(Extracted records)
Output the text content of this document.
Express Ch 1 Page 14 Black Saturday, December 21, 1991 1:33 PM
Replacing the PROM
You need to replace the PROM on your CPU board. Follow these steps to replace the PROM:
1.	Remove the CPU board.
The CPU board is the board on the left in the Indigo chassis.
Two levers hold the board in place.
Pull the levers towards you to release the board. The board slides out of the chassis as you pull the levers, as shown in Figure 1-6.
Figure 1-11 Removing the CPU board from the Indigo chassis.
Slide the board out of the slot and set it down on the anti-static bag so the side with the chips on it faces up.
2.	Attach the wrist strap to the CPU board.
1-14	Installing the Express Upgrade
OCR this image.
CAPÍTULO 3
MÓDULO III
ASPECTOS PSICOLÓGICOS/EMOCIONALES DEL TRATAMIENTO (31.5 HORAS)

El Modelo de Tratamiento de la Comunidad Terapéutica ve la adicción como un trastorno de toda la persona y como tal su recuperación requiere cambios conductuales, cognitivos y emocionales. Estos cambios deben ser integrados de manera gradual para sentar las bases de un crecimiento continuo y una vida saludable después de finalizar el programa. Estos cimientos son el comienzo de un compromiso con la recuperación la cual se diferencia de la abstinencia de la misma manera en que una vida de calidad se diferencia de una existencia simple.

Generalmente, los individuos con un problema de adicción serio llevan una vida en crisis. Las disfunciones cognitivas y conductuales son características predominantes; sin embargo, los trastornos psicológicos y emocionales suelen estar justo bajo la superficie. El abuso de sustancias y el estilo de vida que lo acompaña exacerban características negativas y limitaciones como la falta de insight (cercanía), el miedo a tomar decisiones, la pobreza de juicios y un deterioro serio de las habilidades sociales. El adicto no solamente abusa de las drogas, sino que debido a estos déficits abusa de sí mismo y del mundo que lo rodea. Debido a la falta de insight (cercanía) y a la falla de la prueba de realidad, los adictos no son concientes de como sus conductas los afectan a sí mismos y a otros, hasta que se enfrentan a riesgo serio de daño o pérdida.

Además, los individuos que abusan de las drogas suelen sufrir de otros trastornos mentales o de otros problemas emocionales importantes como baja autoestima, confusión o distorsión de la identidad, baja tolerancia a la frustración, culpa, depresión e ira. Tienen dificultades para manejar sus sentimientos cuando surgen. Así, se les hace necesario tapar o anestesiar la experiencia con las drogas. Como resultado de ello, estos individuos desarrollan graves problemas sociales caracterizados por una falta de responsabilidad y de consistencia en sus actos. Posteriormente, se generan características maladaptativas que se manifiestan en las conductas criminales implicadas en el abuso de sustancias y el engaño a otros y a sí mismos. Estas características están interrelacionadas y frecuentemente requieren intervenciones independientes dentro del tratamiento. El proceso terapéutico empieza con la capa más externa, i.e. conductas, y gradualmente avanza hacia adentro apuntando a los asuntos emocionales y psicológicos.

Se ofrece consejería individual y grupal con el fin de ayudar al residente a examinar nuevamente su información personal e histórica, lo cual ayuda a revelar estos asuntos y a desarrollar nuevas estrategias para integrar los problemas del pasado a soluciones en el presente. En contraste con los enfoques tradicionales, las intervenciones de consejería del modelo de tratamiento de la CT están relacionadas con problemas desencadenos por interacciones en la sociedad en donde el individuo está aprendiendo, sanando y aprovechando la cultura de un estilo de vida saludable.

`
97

■ **What you are asked to do**
Tell how many lines in the material above include the word "this", giving the number only.

■ **The answer**
2